TASK INSTRUCTIONS: Begin at the line that contains "What does this" and repeat every line from there to the end of the records below, inclusive, without adding any other line.

RECORDS TO PROCESS:

□ □ □

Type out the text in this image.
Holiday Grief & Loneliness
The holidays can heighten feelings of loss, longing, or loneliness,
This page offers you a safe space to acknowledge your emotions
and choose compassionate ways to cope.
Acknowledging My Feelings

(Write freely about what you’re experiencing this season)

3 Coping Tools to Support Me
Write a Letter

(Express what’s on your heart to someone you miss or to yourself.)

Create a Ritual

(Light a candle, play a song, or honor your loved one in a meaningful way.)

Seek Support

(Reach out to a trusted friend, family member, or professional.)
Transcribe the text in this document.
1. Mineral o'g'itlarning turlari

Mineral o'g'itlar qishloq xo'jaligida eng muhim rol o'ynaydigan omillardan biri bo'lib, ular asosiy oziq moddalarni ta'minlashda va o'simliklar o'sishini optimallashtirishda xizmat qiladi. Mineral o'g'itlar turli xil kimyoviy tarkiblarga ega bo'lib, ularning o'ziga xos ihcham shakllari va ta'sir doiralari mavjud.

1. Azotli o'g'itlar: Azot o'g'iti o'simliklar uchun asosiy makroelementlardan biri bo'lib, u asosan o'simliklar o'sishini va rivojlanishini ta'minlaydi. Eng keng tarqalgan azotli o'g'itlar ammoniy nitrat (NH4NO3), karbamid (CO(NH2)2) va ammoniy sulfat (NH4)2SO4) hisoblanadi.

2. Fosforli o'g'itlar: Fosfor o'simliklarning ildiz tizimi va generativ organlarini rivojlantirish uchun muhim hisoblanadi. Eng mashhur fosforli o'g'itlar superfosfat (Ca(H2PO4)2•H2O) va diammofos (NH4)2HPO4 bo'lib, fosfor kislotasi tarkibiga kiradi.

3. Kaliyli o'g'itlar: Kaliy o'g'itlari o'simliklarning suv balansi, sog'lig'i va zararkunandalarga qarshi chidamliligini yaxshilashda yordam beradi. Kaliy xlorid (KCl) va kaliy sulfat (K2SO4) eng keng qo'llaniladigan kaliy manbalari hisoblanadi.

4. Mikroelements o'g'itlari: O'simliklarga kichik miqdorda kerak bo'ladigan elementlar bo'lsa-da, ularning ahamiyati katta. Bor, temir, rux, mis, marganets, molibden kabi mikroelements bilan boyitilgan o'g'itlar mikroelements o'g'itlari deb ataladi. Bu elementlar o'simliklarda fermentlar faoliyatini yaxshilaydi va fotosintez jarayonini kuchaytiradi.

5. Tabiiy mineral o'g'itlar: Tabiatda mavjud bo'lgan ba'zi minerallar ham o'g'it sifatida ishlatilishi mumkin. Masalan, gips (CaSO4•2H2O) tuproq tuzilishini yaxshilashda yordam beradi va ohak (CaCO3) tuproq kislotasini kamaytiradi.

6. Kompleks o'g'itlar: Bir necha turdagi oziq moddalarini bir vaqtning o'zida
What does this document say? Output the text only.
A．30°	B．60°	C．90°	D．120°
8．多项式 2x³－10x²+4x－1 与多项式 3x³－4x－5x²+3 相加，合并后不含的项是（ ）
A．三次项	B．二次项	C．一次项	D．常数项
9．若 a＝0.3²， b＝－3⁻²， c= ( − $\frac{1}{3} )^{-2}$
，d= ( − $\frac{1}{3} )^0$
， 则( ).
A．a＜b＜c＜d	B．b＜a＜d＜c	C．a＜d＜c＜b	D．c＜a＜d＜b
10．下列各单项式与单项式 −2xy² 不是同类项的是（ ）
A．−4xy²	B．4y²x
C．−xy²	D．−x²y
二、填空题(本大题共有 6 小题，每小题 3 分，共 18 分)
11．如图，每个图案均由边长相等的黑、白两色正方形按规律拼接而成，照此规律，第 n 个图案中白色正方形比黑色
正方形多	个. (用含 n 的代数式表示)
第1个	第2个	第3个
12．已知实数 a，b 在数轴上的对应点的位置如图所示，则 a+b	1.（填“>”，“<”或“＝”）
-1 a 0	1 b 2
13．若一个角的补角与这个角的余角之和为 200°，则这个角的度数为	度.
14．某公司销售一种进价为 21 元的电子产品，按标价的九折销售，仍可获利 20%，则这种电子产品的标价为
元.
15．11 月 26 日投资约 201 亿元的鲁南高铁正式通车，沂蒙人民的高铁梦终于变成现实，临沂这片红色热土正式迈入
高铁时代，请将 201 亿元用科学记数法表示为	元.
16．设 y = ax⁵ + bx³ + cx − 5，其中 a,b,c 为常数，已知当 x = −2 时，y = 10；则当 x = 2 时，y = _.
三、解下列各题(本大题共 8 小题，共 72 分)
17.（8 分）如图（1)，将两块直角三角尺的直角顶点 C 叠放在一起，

□ □ □

ANSWER TO THIS PROBLEM:
What does this document say? Output the text only.
A．30°	B．60°	C．90°	D．120°
8．多项式 2x³－10x²+4x－1 与多项式 3x³－4x－5x²+3 相加，合并后不含的项是（ ）
A．三次项	B．二次项	C．一次项	D．常数项
9．若 a＝0.3²， b＝－3⁻²， c= ( − $\frac{1}{3} )^{-2}$
，d= ( − $\frac{1}{3} )^0$
， 则( ).
A．a＜b＜c＜d	B．b＜a＜d＜c	C．a＜d＜c＜b	D．c＜a＜d＜b
10．下列各单项式与单项式 −2xy² 不是同类项的是（ ）
A．−4xy²	B．4y²x
C．−xy²	D．−x²y
二、填空题(本大题共有 6 小题，每小题 3 分，共 18 分)
11．如图，每个图案均由边长相等的黑、白两色正方形按规律拼接而成，照此规律，第 n 个图案中白色正方形比黑色
正方形多	个. (用含 n 的代数式表示)
第1个	第2个	第3个
12．已知实数 a，b 在数轴上的对应点的位置如图所示，则 a+b	1.（填“>”，“<”或“＝”）
-1 a 0	1 b 2
13．若一个角的补角与这个角的余角之和为 200°，则这个角的度数为	度.
14．某公司销售一种进价为 21 元的电子产品，按标价的九折销售，仍可获利 20%，则这种电子产品的标价为
元.
15．11 月 26 日投资约 201 亿元的鲁南高铁正式通车，沂蒙人民的高铁梦终于变成现实，临沂这片红色热土正式迈入
高铁时代，请将 201 亿元用科学记数法表示为	元.
16．设 y = ax⁵ + bx³ + cx − 5，其中 a,b,c 为常数，已知当 x = −2 时，y = 10；则当 x = 2 时，y = _.
三、解下列各题(本大题共 8 小题，共 72 分)
17.（8 分）如图（1)，将两块直角三角尺的直角顶点 C 叠放在一起，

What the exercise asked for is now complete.